**WHAT THE TASK REQUIRES**
Lines containing the word "Metric" are to be counted; state their number and nothing further.

— begin DATA EXTRACT —

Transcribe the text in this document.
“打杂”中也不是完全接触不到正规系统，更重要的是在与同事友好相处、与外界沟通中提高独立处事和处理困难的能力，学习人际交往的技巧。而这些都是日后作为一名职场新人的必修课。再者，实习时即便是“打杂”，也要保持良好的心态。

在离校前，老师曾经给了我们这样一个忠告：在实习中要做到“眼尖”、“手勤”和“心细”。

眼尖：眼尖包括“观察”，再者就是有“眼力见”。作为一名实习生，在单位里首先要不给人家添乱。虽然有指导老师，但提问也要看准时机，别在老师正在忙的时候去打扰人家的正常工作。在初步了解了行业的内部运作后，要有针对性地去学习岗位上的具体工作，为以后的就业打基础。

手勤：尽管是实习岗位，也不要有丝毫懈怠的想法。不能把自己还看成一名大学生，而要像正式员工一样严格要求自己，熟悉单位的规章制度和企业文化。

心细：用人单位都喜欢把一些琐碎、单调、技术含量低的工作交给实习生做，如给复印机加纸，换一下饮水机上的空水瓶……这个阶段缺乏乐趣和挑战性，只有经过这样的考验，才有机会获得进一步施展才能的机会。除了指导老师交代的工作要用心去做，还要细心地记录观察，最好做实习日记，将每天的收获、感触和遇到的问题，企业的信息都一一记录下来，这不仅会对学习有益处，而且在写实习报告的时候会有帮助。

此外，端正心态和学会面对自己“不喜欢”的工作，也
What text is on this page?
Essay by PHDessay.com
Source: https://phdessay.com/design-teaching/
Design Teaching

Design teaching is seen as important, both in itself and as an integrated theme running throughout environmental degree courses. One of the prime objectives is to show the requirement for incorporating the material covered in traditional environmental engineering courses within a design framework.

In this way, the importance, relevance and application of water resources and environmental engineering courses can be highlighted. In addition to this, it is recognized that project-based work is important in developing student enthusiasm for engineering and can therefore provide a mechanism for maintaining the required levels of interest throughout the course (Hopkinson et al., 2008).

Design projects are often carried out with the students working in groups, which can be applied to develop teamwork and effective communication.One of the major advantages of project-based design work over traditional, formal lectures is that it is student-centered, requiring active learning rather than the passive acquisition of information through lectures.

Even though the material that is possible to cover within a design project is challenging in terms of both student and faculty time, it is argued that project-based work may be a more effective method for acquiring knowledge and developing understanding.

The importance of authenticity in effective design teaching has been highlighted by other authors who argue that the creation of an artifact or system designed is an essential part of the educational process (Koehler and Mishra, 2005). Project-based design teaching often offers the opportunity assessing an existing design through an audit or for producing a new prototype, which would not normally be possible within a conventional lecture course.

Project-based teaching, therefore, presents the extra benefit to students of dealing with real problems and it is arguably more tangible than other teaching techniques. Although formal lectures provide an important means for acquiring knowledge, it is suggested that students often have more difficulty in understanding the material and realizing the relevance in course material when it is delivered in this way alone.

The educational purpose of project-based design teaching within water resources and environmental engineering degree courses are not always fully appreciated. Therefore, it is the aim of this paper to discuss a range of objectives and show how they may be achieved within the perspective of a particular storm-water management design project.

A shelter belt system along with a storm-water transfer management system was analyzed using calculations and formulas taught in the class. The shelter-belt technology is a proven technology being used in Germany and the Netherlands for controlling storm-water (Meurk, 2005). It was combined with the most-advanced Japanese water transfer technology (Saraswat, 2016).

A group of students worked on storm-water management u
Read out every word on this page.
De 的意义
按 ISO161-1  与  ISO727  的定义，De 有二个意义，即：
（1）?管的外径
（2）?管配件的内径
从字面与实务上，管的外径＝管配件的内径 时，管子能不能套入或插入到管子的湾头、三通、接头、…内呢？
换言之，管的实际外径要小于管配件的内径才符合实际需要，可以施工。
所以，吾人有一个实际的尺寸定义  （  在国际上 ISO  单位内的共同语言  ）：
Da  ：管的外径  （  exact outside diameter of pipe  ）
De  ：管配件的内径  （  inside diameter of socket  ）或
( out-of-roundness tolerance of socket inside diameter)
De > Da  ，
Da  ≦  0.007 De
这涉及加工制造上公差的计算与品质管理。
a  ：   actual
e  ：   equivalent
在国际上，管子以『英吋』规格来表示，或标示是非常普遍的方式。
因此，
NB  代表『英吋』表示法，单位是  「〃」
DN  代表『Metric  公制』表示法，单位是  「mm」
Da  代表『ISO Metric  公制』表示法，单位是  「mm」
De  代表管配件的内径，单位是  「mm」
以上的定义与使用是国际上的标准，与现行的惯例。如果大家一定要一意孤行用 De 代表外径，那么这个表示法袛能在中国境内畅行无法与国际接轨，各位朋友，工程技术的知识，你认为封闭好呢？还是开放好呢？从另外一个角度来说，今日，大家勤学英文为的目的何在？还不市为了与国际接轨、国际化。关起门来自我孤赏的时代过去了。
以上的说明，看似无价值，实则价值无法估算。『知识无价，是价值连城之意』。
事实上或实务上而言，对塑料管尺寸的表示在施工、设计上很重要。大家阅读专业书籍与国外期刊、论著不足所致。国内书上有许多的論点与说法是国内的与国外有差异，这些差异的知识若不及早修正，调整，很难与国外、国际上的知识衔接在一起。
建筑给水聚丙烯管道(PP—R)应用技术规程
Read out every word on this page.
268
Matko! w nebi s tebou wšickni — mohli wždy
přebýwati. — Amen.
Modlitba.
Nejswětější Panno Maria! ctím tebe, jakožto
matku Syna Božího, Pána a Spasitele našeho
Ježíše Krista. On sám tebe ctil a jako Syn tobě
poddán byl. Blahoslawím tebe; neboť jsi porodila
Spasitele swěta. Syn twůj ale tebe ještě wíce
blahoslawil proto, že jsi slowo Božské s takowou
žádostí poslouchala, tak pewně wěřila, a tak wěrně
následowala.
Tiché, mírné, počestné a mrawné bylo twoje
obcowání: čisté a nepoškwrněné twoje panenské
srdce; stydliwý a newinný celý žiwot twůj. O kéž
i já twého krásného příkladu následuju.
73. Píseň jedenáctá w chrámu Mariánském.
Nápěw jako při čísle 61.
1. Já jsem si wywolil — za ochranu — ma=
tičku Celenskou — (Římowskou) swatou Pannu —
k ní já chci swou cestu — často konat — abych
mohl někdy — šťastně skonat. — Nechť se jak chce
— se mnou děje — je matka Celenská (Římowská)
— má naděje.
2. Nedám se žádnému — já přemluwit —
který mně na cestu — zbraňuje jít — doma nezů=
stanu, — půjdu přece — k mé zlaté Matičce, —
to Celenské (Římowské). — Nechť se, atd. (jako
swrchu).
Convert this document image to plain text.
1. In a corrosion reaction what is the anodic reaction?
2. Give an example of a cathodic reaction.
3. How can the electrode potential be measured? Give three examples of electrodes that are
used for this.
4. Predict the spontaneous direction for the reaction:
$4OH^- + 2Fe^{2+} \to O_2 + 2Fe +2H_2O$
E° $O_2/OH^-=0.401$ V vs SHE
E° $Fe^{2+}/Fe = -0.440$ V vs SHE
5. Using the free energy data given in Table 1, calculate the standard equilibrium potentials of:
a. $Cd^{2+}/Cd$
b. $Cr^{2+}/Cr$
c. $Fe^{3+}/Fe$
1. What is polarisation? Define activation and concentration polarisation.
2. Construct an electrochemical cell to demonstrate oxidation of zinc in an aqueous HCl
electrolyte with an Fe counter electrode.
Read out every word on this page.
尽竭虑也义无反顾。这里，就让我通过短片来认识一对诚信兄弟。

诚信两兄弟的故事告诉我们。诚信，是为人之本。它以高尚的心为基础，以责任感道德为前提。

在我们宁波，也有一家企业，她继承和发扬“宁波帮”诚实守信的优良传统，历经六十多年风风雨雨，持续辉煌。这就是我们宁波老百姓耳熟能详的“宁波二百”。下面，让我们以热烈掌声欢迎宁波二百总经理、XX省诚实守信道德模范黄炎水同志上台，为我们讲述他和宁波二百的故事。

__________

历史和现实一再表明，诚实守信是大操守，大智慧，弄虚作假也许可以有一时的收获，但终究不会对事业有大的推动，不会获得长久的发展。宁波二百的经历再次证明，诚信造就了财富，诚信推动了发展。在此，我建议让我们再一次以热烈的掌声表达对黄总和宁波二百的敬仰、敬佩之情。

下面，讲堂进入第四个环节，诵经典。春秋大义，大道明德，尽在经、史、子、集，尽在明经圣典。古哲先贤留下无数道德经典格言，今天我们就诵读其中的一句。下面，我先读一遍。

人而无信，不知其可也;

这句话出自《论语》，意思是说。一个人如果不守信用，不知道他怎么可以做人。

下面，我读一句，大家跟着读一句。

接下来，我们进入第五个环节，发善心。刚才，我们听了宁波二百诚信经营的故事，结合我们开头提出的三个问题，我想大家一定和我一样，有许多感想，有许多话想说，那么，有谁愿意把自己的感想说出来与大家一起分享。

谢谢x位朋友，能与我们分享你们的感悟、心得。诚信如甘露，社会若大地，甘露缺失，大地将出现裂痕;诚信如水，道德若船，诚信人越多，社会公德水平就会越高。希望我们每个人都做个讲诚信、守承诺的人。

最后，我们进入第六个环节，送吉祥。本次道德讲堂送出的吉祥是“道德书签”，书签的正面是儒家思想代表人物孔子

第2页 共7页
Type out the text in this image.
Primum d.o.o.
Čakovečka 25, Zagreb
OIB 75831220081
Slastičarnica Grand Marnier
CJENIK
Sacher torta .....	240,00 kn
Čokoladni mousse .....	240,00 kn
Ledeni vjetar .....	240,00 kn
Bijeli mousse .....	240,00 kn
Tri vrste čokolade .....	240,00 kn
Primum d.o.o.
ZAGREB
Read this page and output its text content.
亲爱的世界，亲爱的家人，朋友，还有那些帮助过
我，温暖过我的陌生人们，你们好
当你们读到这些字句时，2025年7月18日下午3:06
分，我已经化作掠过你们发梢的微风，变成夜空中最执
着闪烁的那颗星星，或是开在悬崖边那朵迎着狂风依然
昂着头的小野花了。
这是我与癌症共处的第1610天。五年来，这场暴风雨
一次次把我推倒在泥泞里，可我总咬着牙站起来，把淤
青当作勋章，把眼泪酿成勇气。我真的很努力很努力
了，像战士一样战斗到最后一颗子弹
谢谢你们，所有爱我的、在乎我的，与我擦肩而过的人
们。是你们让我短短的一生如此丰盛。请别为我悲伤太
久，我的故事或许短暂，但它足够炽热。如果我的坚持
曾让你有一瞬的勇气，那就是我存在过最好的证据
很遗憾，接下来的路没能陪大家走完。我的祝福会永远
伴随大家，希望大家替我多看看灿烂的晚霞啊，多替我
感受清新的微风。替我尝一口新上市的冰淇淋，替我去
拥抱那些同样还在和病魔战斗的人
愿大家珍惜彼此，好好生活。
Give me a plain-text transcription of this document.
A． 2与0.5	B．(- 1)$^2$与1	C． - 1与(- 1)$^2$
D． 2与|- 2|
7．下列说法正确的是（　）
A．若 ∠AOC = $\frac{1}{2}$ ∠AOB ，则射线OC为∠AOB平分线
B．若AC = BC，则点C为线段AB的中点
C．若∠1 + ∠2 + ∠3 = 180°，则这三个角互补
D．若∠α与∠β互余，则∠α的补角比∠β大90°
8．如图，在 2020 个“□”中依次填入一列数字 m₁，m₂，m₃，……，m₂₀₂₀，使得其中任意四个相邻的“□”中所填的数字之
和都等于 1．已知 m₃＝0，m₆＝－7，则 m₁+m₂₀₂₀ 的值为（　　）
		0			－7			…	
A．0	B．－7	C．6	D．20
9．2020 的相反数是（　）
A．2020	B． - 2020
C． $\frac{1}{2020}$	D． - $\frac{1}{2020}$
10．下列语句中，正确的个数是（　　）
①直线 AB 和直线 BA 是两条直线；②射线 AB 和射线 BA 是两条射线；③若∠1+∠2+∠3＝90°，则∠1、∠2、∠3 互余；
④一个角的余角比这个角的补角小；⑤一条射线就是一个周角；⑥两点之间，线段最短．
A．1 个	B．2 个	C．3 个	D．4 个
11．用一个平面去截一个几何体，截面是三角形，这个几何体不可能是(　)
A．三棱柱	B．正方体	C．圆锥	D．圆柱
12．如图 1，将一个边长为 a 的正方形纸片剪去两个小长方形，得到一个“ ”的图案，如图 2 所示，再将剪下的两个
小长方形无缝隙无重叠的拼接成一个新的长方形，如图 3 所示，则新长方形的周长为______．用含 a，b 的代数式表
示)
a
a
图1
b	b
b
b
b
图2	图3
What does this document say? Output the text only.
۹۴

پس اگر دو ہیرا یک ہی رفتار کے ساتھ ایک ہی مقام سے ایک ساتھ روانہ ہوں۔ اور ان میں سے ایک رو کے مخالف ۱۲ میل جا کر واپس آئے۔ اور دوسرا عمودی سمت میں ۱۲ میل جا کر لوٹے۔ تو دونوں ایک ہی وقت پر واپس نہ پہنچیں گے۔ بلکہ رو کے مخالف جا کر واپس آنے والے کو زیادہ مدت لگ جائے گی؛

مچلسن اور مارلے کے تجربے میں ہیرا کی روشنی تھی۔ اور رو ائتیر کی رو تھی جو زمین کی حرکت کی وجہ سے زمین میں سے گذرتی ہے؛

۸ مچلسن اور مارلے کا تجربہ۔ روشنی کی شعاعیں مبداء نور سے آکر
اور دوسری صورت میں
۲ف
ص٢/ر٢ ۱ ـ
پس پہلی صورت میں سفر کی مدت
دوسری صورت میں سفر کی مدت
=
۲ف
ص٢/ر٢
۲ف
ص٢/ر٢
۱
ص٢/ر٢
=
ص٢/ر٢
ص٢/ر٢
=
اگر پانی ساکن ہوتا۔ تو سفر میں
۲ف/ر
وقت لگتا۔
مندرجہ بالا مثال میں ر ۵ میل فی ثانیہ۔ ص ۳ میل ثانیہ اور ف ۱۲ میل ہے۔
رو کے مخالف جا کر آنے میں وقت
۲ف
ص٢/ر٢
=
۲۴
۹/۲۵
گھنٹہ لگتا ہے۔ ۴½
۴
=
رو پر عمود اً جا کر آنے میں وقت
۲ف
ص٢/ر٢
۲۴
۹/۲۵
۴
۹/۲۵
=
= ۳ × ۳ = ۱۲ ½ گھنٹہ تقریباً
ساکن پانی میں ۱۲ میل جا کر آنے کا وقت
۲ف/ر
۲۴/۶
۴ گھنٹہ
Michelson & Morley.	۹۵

— end DATA EXTRACT —

**THE OUTPUT**
2